-- TASK MATERIAL start --

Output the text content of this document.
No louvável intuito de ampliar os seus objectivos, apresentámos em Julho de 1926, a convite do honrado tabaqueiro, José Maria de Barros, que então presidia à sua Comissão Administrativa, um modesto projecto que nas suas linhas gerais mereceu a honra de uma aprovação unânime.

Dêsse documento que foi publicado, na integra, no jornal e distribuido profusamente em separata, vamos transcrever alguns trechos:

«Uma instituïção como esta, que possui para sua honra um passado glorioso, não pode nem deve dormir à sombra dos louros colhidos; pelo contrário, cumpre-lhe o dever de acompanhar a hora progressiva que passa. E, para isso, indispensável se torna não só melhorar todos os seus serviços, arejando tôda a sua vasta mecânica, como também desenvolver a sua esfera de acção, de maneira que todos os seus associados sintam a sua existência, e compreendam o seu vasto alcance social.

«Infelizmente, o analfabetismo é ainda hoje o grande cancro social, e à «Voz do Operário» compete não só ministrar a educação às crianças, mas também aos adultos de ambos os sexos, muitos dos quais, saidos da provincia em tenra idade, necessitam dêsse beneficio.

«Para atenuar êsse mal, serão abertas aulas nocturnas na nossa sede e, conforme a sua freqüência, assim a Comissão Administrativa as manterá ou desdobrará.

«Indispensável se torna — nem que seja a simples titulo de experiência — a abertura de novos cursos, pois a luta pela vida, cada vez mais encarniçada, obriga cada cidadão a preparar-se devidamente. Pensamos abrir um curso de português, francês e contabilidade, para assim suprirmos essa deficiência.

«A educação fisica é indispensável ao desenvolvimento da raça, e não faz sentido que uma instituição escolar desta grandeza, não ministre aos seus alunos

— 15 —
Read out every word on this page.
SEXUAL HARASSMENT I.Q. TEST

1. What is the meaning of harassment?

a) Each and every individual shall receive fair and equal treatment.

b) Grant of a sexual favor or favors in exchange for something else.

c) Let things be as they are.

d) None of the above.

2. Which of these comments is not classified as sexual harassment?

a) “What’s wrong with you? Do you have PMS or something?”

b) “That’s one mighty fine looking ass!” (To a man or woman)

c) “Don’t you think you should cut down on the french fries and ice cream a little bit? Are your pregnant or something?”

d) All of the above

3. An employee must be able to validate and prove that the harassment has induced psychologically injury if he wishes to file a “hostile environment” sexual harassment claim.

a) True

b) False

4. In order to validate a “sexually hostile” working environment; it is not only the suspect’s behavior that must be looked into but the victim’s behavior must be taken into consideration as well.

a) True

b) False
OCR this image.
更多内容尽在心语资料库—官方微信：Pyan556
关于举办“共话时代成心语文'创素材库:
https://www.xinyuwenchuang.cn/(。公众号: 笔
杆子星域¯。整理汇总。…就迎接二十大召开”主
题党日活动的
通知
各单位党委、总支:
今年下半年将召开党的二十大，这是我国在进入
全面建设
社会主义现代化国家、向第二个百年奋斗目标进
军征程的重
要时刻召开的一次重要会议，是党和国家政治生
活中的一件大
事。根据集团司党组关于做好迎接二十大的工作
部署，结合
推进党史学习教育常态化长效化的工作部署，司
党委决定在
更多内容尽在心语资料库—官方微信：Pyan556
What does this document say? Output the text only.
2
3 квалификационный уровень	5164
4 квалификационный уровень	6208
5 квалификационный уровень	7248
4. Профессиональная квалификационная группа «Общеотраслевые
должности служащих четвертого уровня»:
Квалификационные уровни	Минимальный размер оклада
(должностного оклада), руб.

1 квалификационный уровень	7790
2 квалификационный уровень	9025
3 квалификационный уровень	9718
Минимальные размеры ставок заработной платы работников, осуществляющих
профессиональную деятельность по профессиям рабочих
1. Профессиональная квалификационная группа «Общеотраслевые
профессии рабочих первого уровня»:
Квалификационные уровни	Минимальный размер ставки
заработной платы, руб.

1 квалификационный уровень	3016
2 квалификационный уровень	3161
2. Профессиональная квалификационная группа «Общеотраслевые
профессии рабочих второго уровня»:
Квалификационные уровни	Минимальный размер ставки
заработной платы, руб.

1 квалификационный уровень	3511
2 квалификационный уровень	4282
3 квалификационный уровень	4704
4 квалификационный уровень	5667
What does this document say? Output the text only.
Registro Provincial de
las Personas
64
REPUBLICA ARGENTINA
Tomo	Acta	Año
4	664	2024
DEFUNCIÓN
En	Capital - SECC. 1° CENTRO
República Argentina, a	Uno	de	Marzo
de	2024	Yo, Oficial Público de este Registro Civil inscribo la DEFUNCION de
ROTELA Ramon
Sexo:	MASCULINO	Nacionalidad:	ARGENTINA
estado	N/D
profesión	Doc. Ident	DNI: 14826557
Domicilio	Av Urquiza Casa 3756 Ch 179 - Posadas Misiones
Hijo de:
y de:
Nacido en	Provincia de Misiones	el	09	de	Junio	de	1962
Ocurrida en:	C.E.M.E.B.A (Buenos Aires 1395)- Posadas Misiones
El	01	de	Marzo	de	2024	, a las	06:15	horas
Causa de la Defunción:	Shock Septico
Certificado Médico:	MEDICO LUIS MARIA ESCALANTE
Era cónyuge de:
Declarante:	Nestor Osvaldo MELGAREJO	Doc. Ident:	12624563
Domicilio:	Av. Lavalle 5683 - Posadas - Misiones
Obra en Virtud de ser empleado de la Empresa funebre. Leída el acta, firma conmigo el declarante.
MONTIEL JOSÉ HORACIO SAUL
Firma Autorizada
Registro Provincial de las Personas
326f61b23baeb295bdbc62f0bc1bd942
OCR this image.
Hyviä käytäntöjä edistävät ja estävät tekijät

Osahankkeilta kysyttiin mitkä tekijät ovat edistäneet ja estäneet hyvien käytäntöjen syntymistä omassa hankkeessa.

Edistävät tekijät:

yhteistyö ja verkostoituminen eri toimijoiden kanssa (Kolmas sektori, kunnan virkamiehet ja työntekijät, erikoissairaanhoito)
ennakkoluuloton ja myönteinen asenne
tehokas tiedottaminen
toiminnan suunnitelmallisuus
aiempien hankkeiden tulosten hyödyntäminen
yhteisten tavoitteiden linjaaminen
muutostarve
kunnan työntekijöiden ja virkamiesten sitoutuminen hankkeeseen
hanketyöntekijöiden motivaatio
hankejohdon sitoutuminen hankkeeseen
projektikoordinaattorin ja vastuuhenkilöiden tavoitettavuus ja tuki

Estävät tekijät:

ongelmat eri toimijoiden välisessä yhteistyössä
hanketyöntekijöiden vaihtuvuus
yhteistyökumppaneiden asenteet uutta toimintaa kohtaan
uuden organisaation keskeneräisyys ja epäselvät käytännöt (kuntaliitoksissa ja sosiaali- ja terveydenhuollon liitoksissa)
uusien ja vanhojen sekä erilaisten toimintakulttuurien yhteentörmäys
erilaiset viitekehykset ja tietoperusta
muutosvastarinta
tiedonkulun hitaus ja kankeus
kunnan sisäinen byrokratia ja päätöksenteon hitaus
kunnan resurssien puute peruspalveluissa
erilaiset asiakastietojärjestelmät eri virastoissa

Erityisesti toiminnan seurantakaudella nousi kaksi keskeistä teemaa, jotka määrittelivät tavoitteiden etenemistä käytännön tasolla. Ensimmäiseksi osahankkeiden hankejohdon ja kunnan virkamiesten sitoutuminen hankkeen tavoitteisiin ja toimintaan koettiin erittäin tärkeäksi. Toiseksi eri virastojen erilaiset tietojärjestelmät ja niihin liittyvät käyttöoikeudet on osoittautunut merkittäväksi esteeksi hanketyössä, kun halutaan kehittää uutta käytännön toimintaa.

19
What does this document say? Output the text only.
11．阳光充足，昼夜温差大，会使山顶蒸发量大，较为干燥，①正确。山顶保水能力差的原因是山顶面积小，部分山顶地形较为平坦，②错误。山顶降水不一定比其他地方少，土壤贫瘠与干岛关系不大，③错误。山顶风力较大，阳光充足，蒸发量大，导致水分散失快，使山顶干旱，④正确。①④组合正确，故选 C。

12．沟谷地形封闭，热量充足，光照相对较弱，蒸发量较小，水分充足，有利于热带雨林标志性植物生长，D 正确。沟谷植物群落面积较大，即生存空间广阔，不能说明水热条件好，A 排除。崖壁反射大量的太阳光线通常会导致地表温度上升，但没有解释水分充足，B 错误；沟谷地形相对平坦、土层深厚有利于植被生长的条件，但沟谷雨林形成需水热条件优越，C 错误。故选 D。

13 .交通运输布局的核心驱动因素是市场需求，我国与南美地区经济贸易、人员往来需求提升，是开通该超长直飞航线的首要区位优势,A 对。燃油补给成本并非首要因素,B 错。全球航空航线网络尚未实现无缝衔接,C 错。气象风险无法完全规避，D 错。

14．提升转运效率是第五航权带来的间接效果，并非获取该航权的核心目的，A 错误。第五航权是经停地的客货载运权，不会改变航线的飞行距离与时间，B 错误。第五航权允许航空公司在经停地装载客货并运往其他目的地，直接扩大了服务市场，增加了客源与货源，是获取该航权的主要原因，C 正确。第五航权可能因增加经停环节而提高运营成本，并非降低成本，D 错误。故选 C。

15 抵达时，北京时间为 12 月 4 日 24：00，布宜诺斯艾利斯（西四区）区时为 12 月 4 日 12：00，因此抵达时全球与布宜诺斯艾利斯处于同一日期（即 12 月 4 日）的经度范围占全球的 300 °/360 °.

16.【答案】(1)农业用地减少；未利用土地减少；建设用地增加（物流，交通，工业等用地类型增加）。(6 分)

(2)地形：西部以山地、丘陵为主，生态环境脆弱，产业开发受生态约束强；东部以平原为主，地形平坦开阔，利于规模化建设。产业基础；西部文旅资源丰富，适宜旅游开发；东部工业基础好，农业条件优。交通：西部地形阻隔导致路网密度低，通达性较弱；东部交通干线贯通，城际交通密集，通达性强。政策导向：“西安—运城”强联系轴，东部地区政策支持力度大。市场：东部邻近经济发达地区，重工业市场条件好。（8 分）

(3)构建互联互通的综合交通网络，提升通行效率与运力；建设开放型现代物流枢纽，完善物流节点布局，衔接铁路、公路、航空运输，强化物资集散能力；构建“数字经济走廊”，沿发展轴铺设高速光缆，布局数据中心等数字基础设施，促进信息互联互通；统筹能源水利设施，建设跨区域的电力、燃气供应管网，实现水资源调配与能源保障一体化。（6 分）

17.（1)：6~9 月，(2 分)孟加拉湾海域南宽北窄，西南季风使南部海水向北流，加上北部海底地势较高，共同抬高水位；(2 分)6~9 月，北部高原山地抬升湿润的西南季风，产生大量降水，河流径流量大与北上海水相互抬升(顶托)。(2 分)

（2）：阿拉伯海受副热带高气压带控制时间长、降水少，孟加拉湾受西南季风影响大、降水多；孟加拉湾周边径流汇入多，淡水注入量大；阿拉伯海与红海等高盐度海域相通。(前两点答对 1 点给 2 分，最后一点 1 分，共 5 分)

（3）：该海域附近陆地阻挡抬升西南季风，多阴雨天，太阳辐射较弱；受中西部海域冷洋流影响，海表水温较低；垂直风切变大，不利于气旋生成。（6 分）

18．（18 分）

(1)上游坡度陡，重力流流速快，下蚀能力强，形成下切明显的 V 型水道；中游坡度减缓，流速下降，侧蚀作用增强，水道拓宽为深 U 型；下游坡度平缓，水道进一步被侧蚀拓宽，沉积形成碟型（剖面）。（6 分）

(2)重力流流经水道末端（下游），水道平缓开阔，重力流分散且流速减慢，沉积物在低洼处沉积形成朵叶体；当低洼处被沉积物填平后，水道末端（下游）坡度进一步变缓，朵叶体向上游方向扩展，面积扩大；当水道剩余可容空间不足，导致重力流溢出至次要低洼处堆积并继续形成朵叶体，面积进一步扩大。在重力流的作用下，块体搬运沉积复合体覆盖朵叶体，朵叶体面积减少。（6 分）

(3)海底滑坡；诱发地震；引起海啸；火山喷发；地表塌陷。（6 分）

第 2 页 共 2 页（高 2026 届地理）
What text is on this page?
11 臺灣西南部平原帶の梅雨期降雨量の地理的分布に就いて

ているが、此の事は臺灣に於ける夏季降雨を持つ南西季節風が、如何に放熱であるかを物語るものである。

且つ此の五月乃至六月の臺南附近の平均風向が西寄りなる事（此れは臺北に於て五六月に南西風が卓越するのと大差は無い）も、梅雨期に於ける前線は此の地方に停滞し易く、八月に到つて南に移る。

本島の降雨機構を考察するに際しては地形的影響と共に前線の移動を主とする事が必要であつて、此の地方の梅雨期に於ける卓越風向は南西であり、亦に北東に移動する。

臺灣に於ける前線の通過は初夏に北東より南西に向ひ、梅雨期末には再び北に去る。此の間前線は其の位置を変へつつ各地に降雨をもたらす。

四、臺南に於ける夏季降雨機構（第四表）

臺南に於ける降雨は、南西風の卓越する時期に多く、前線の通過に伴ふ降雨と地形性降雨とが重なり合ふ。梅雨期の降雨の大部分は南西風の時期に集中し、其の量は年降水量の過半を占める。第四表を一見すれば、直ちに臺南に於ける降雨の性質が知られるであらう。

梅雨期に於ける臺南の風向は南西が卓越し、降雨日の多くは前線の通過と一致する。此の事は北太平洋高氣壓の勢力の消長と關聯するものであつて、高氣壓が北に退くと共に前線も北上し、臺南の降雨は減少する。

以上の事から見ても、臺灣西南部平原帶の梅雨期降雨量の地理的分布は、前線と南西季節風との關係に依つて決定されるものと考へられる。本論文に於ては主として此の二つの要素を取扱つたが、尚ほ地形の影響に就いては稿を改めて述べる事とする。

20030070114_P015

-- TASK MATERIAL end --

Identify and list each line with the word "Administrativa".

**REPLY TO THE EXERCISE**.
No louvável intuito de ampliar os seus objectivos, apresentámos em Julho de 1926, a convite do honrado tabaqueiro, José Maria de Barros, que então presidia à sua Comissão Administrativa, um modesto projecto que nas suas linhas gerais mereceu a honra de uma aprovação unânime.
«Para atenuar êsse mal, serão abertas aulas nocturnas na nossa sede e, conforme a sua freqüência, assim a Comissão Administrativa as manterá ou desdobrará.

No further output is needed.